Aim: Report every line from the material that contains the word "this".

Recorded data:
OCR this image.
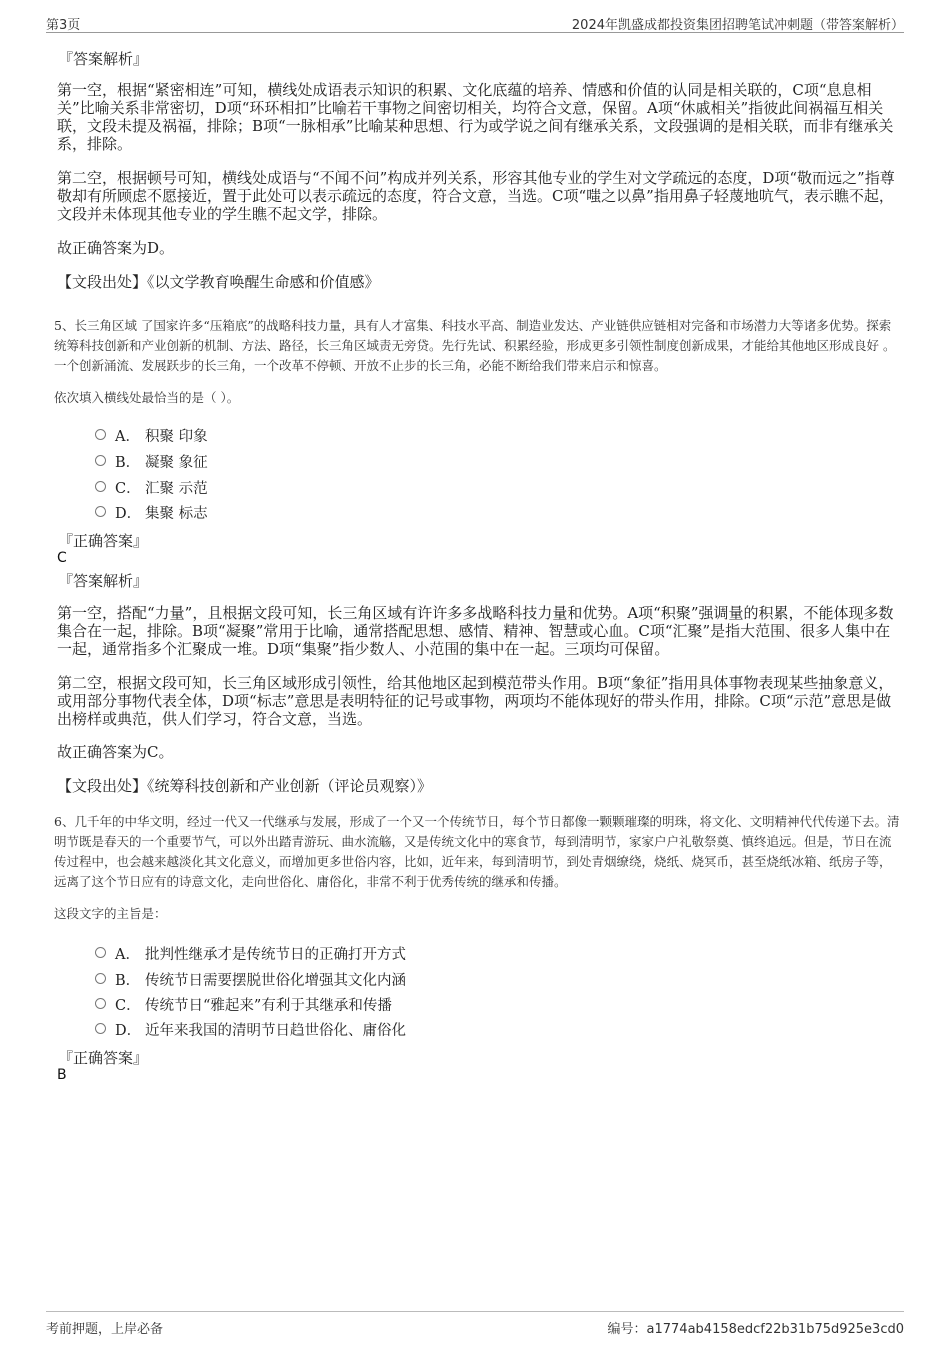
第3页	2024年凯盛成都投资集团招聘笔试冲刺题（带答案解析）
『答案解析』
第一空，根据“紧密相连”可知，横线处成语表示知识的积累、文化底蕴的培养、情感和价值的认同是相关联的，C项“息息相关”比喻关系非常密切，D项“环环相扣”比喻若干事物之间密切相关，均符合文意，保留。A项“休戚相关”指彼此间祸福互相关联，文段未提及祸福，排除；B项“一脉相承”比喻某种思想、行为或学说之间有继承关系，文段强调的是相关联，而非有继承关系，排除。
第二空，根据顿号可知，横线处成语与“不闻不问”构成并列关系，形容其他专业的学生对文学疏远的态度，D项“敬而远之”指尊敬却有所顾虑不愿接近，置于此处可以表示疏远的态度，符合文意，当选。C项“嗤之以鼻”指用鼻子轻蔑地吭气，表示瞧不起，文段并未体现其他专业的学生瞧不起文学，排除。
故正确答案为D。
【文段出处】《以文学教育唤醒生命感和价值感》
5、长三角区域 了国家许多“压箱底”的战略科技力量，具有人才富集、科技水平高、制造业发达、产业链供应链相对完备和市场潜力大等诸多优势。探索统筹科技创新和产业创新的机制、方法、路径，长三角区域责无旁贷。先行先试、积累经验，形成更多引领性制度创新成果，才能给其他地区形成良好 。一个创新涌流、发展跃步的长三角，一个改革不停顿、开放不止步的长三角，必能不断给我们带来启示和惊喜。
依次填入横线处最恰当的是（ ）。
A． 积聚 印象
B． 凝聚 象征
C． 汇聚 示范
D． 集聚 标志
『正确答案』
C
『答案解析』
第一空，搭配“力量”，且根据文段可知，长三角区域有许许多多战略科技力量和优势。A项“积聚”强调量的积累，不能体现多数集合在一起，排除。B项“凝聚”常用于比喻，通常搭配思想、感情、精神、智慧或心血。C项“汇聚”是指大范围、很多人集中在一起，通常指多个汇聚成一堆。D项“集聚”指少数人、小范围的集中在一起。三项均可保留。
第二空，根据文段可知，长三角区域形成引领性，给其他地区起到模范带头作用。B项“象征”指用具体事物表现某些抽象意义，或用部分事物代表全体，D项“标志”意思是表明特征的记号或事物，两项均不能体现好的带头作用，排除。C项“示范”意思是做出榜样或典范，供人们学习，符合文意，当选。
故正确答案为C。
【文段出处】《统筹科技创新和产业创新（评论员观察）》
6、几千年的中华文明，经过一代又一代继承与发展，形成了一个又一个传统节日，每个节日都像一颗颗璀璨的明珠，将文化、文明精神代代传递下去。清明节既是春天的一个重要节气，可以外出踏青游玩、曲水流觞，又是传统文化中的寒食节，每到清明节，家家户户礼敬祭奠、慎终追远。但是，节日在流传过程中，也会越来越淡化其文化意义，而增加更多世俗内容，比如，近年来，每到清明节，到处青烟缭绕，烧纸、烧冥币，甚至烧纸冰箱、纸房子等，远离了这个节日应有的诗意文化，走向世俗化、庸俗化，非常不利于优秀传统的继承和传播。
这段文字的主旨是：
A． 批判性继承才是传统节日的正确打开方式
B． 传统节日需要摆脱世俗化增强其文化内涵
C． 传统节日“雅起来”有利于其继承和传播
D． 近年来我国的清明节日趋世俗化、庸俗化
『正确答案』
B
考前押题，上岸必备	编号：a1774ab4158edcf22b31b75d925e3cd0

* * *

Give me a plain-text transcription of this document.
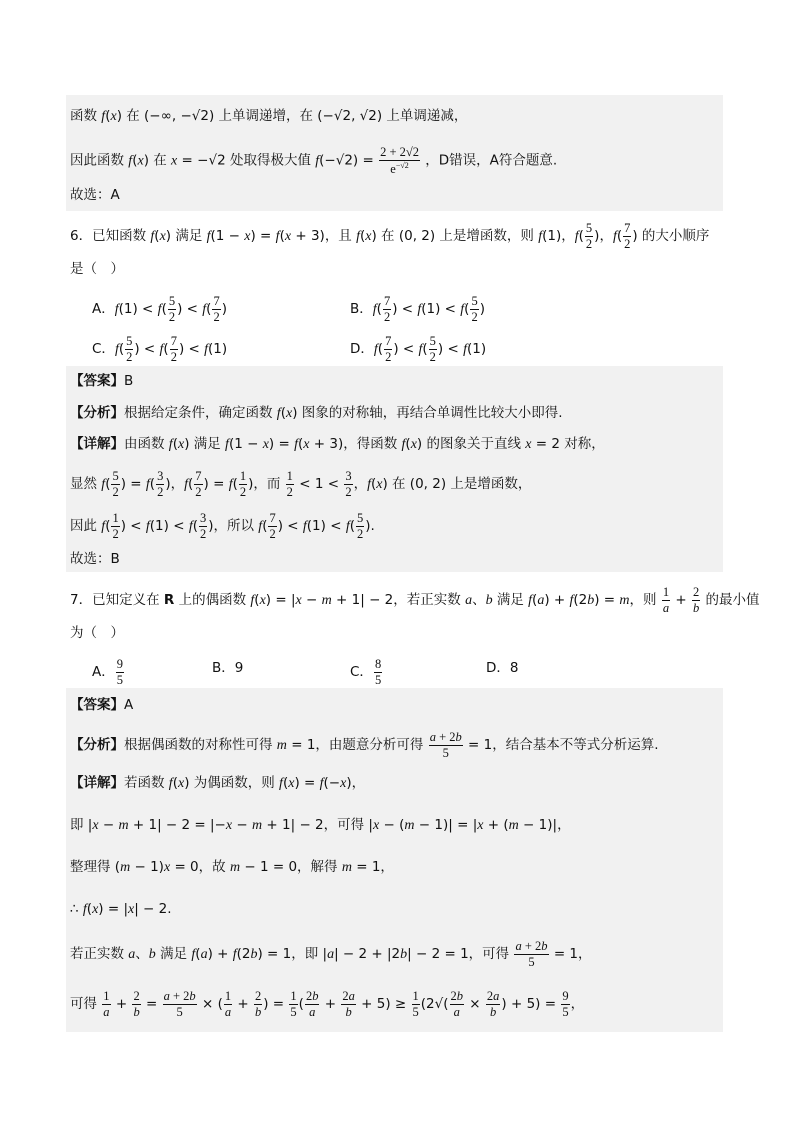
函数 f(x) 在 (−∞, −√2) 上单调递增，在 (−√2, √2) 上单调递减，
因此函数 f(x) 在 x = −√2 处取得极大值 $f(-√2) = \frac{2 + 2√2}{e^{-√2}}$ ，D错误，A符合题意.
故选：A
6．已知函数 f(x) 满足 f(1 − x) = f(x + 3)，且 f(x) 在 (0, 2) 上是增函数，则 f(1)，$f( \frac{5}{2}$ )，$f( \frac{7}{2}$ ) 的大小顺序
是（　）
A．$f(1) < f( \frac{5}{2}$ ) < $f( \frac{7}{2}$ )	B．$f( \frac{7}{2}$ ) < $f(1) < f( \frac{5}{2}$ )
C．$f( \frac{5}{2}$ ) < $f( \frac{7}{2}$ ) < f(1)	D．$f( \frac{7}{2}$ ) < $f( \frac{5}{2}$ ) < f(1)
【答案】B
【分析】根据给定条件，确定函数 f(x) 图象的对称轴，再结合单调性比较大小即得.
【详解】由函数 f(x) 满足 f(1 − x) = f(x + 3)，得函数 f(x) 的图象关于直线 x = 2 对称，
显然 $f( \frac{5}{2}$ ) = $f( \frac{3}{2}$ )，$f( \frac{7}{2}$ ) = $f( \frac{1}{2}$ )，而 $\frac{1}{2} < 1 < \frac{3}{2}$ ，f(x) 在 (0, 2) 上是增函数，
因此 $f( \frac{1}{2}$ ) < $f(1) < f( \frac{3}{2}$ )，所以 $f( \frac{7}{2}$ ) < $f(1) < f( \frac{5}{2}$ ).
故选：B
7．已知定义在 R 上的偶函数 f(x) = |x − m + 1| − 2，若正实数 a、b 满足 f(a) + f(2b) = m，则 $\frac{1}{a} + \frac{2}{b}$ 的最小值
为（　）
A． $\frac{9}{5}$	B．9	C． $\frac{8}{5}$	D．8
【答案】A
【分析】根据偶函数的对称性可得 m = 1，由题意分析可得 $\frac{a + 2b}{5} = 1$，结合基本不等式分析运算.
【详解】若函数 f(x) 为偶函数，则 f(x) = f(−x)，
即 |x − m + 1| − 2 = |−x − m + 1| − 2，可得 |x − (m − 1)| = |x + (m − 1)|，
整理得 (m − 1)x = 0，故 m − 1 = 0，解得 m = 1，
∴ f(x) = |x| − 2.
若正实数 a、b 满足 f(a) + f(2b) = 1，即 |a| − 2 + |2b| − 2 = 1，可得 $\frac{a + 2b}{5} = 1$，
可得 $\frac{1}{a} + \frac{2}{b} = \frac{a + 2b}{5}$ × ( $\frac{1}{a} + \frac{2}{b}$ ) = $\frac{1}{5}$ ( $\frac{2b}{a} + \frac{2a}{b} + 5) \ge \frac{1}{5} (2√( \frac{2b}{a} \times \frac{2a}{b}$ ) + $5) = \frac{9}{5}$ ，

Solved exercise:
OCR this image.
Give me a plain-text transcription of this document.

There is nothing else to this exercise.